(Stored data)
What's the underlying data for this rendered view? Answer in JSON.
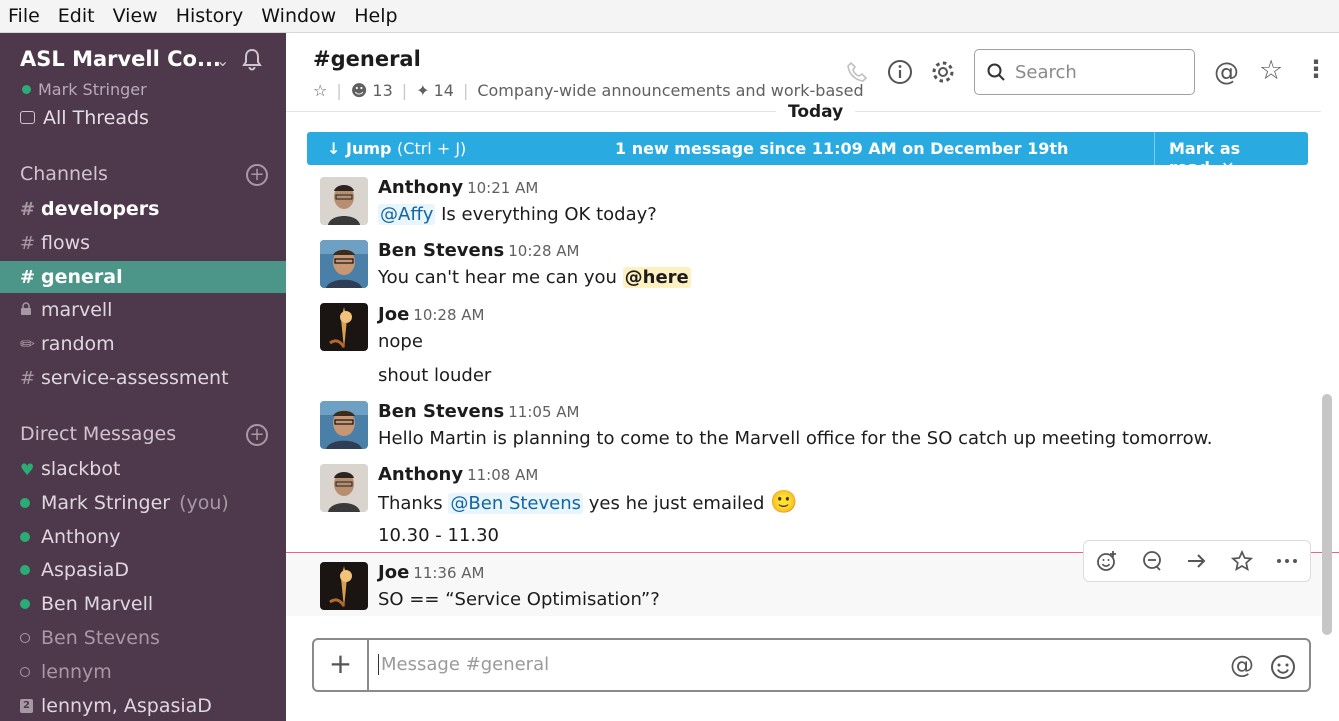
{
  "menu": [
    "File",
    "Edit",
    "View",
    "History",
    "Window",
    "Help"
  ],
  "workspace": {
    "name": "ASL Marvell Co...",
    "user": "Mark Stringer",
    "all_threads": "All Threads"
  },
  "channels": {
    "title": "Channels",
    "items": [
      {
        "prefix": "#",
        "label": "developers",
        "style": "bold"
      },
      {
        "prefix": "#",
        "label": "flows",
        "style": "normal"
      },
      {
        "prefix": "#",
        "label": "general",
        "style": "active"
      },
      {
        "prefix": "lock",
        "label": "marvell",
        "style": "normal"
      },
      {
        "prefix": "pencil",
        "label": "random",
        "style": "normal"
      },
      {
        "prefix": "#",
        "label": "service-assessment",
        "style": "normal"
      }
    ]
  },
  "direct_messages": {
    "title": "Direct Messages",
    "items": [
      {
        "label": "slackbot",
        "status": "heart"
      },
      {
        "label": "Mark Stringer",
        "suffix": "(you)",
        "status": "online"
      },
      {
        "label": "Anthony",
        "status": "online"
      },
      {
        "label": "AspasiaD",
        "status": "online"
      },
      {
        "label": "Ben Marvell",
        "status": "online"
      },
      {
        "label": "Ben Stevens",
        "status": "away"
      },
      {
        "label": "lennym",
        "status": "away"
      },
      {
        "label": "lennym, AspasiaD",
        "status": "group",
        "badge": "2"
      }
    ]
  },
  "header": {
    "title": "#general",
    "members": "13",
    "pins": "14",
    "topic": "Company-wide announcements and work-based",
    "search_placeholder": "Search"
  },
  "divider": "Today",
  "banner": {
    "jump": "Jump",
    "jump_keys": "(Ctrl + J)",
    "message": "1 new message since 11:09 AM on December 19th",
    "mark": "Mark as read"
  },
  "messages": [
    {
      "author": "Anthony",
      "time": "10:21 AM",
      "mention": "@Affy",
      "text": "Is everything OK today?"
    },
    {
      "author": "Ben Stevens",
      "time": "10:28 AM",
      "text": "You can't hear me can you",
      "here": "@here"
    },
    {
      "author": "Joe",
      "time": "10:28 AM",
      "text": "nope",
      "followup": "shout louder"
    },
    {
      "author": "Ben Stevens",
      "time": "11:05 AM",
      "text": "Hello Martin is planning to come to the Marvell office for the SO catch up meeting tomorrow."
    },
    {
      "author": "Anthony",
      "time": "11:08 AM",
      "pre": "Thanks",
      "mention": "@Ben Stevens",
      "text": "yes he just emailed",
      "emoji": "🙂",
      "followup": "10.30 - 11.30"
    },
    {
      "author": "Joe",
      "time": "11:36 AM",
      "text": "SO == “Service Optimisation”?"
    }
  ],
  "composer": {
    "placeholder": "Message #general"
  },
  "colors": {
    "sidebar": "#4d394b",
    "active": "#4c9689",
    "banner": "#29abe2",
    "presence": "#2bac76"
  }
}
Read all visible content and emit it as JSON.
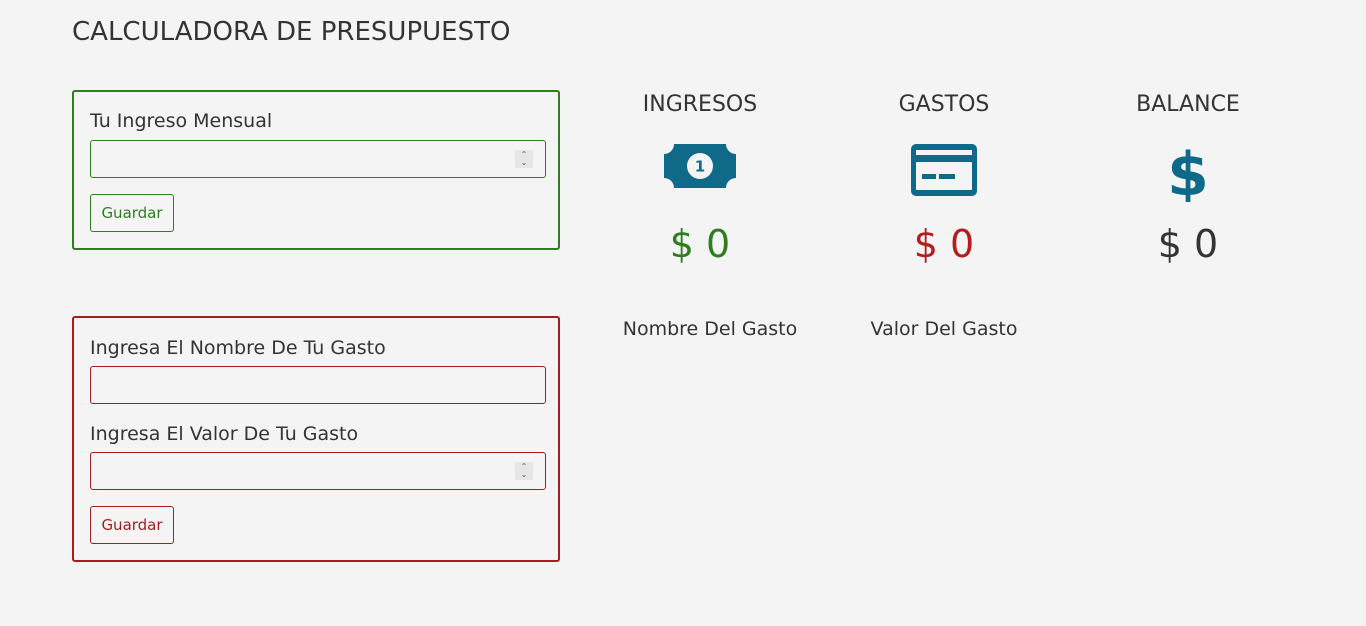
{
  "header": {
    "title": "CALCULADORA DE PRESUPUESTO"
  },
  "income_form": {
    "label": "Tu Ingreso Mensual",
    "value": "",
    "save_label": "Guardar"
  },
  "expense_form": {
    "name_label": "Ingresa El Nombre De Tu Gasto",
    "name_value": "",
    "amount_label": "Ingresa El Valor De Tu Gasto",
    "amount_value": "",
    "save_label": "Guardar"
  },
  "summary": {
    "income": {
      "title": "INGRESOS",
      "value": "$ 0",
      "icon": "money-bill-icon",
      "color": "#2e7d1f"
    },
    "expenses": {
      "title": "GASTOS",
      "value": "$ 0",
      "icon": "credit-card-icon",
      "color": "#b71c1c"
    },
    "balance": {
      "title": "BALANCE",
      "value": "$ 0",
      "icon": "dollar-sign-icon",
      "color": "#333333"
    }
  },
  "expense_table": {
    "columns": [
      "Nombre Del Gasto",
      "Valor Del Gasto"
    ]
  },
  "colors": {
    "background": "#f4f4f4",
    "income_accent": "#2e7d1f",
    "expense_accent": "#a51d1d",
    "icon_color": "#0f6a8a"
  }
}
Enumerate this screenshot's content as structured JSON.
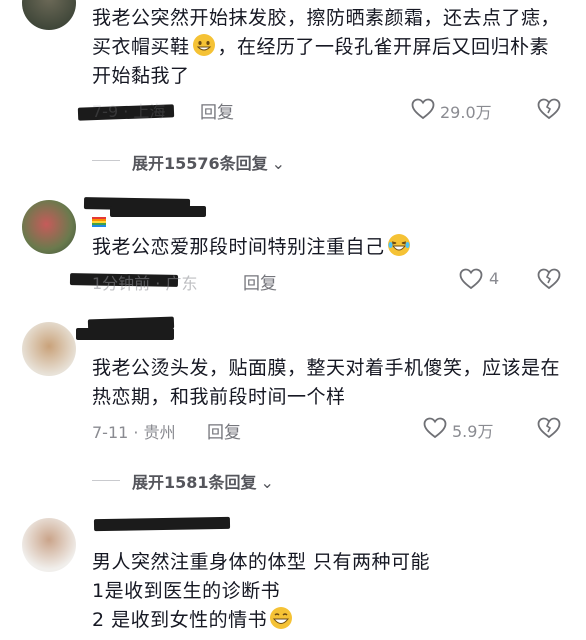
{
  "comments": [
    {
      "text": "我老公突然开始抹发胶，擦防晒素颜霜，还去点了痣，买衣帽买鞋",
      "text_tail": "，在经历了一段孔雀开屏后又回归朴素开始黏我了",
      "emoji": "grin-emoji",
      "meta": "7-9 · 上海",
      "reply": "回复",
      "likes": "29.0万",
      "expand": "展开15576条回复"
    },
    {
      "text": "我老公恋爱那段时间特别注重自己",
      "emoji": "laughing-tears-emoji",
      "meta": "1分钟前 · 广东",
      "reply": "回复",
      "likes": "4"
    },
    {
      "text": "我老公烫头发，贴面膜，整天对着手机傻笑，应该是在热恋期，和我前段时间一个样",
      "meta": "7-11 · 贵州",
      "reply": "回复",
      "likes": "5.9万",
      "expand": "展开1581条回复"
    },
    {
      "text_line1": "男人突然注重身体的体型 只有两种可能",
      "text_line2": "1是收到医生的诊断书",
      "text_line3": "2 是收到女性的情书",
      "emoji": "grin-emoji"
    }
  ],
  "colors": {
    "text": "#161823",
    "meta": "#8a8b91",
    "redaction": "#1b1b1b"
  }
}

▶ REQUEST:
Give again the lines from the line that contains "Enumerate this screenshot's" through the last line of the material above, exactly and with both ends included. Omit the pictures.

▶ SOLUTION TO THIS EXERCISE:
Enumerate this screenshot's content as structured JSON.
{
  "comments": [
    {
      "text": "我老公突然开始抹发胶，擦防晒素颜霜，还去点了痣，买衣帽买鞋",
      "text_tail": "，在经历了一段孔雀开屏后又回归朴素开始黏我了",
      "emoji": "grin-emoji",
      "meta": "7-9 · 上海",
      "reply": "回复",
      "likes": "29.0万",
      "expand": "展开15576条回复"
    },
    {
      "text": "我老公恋爱那段时间特别注重自己",
      "emoji": "laughing-tears-emoji",
      "meta": "1分钟前 · 广东",
      "reply": "回复",
      "likes": "4"
    },
    {
      "text": "我老公烫头发，贴面膜，整天对着手机傻笑，应该是在热恋期，和我前段时间一个样",
      "meta": "7-11 · 贵州",
      "reply": "回复",
      "likes": "5.9万",
      "expand": "展开1581条回复"
    },
    {
      "text_line1": "男人突然注重身体的体型 只有两种可能",
      "text_line2": "1是收到医生的诊断书",
      "text_line3": "2 是收到女性的情书",
      "emoji": "grin-emoji"
    }
  ],
  "colors": {
    "text": "#161823",
    "meta": "#8a8b91",
    "redaction": "#1b1b1b"
  }
}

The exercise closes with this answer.